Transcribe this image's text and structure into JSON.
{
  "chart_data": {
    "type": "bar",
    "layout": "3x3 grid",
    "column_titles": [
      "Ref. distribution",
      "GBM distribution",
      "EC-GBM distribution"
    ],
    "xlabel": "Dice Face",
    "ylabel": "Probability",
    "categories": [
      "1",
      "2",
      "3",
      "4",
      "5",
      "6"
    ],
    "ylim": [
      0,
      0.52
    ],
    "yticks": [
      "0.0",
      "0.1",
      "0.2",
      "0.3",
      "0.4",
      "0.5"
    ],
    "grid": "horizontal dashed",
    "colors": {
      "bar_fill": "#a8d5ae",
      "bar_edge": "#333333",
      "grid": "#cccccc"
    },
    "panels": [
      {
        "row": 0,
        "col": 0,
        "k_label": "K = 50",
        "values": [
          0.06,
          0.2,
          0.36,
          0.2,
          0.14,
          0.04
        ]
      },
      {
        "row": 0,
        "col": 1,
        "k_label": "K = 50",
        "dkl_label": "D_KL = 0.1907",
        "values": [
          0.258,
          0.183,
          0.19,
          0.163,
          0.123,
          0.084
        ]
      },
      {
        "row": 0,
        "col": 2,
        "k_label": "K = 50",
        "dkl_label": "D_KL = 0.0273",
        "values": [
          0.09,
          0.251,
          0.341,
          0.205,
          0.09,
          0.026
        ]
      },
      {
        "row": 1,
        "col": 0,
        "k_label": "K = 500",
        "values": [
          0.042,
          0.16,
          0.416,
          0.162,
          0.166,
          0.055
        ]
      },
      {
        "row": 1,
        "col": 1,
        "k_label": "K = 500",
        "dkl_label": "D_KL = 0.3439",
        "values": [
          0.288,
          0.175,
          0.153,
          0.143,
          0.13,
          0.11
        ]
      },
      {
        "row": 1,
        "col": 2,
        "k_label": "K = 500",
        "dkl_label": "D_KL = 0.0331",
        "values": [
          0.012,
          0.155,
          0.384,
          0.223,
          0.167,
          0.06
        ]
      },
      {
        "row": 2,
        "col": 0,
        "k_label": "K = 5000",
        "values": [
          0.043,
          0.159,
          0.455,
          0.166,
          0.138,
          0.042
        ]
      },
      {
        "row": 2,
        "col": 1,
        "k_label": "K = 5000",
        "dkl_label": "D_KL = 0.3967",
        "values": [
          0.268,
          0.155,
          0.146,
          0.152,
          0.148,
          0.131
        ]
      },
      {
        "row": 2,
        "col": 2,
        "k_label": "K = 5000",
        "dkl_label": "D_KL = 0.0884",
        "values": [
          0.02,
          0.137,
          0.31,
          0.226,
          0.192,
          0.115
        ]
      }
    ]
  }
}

* * * * * * *

EXERCISE PROMPT:
Take every line from the data that contains the word "distribution".

FINAL RESULT:
      "Ref. distribution",
      "GBM distribution",
      "EC-GBM distribution"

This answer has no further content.